What is Supervised Learning?

What is Supervised Learning?#

A common use of data is to make a model. Typically when one makes a model, one uses some features of a dataset to predict other features. For example, one might make a model using the California Housing Dataset that predicts the median houshold income of an area from other factors like the median age and size of houses in the area. Sometimes one has a particular model form in mind and simply wants to fit its parameters (see Lesson 3); other times one doesn’t especially care what the form of the model is. This lesson surveys a number of these latter methods. In both cases, supervised learning is usually called for.

Put simply, supervised learning methods learn to make predictions by examining correct examples of associations between their inputs and their outputs (often with some amount of noise in the examples). This general method is also how humans learn: estimating the number of microliters of liquid in a tiny drop of water is a very difficult task, but biochemists who use micropipettes daily usually get very good at this task. This isn’t because they consciously adopt a specific algorithm but because they are exposed to enough examples that they learn the association organically.

While the AI/ML methods we will discuss in this section do not learn “organically” in the same way that animals do, they are applicable to many kinds of datasets, and they are generally agnostic regarding the specific structure of a dataset or the underlying theories/models that give rise to it.

Lesson Goals#

In this lesson we will learn what we can about the California Housing dataset by training models using examples from the dataset. By the end of this lesson, you should be comfortable with the following concepts and methods.

We’ll start by discussing a few core concepts: training, regression/classification, overfitting, and cross validation.
We’ll then discuss linear regression, one of the most important and interpretable supervised learning methods.
Next, we’ll discuss random forests, a less interpretable but very robust and flexible method.
Finally, we’ll look at support vector machines, one of the most well-studied methods in ML.

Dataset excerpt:
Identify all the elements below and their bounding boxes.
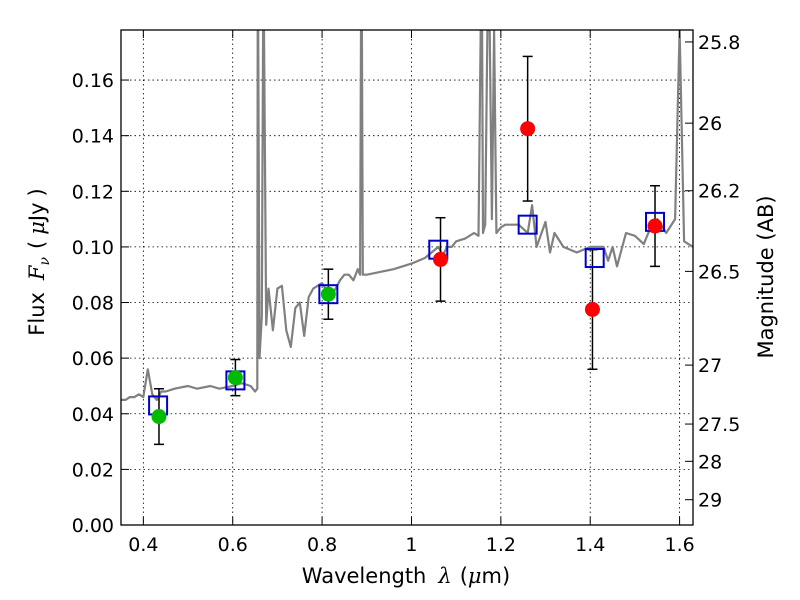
x-tick-label: 1.2 [486,534,516,556]
observed-point [520,121,536,137]
y2-tick-label: 27.5 [698,414,740,436]
y-tick-label: 0.02 [72,459,114,481]
y-tick-label: 0.00 [72,515,114,537]
y-tick-label: 0.04 [72,404,114,426]
y2-tick-label: 28 [698,451,722,473]
y-tick-label: 0.12 [72,181,114,203]
y2-tick-label: 26.2 [698,181,740,203]
y2-axis-label: Magnitude (AB) [754,195,778,358]
observed-point [584,301,600,317]
model-photometry-square [584,248,605,269]
x-tick-label: 0.6 [218,534,248,556]
x-tick-label: 1 [405,534,417,556]
model-photometry-square [318,284,339,305]
x-tick-label: 1.6 [664,534,694,556]
y-tick-label: 0.06 [72,348,114,370]
y-tick-label: 0.08 [72,293,114,315]
y2-tick-label: 26.5 [698,261,740,283]
observed-point [433,251,449,267]
x-tick-label: 0.8 [307,534,337,556]
observed-point [151,409,167,425]
grid-lines [121,30,693,526]
x-tick-label: 0.4 [128,534,158,556]
y2-tick-label: 25.8 [698,32,740,54]
y-axis-label: FluxFν(μJy) [25,188,53,335]
y2-tick-label: 27 [698,355,722,377]
plot-frame [120,29,694,526]
model-photometry-square [517,214,538,235]
y-tick-label: 0.16 [72,70,114,92]
y2-tick-label: 26 [698,113,722,135]
plot-area [121,30,693,525]
axis-ticks: 0.4 0.6 0.8 1 1.2 1.4 1.6 0.00 0.02 0.04 0.06 0.08 0… [72,30,740,556]
observed-point [227,370,243,386]
observed-point [647,218,663,234]
y2-tick-label: 29 [698,490,722,512]
y-tick-label: 0.10 [72,237,114,259]
observed-point [320,286,336,302]
x-tick-label: 1.4 [575,534,605,556]
y-tick-label: 0.14 [72,126,114,148]
x-axis-label: Wavelength λ (μm) [302,564,510,588]
data-points-layer [148,55,666,446]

■ Job 1
According to the passage on supervised learning, which method is described as less interpretable but very robust and flexible?
■ Job 2
Continue the lesson on supervised learning past its last sentence.

■ Answer 1
Random forests.

■ Answer 2
Supervised Learning Concepts#

Training and Evaluation#

Unlike the unsupervised learning methods we saw in the previous section, supervised learning methods need to be trained before they work. During training, the model is repeatedly updated to improve its ability to predict output values. Once it has been trained, it can be evaluated to predict the output for any valid input value, even values that it was not shown during training.

In order to train and evaluate a method, we need a metric for measuring how accurate or inaccurate a method’s predictions are. We call this metric a loss function. A loss function typically takes the form \(l(y, \hat{y})\) where \(y\) is a measurement or observation in a dataset and \(\hat{y}\) is a prediction of the model. A higher loss indicates more error in the model’s predictions—in fact, the goal of most supervised methods is to minimize a loss function (though different methods use different loss functions). There are many loss functions, but a very common example is the quadratic loss: \(l(y, \hat{y}) = (y - \hat{y})^2\).

Regression versus Classification#

In the previous lesson on Unsupervised Learning, we saw how different unsupervised methods perform different kinds of operations; K-Means is a clustering algorithm whereas PCA is a dimensionality reduction algorithm. Supervised methods broadly fall into two categories: regression methods and classification methods.

Regression is the prediction of a continuous value from a set of example data. Linear regression, which we will look at in the next section, is the most common type of regression, but many other methods such as Random Forests, perform similar operations.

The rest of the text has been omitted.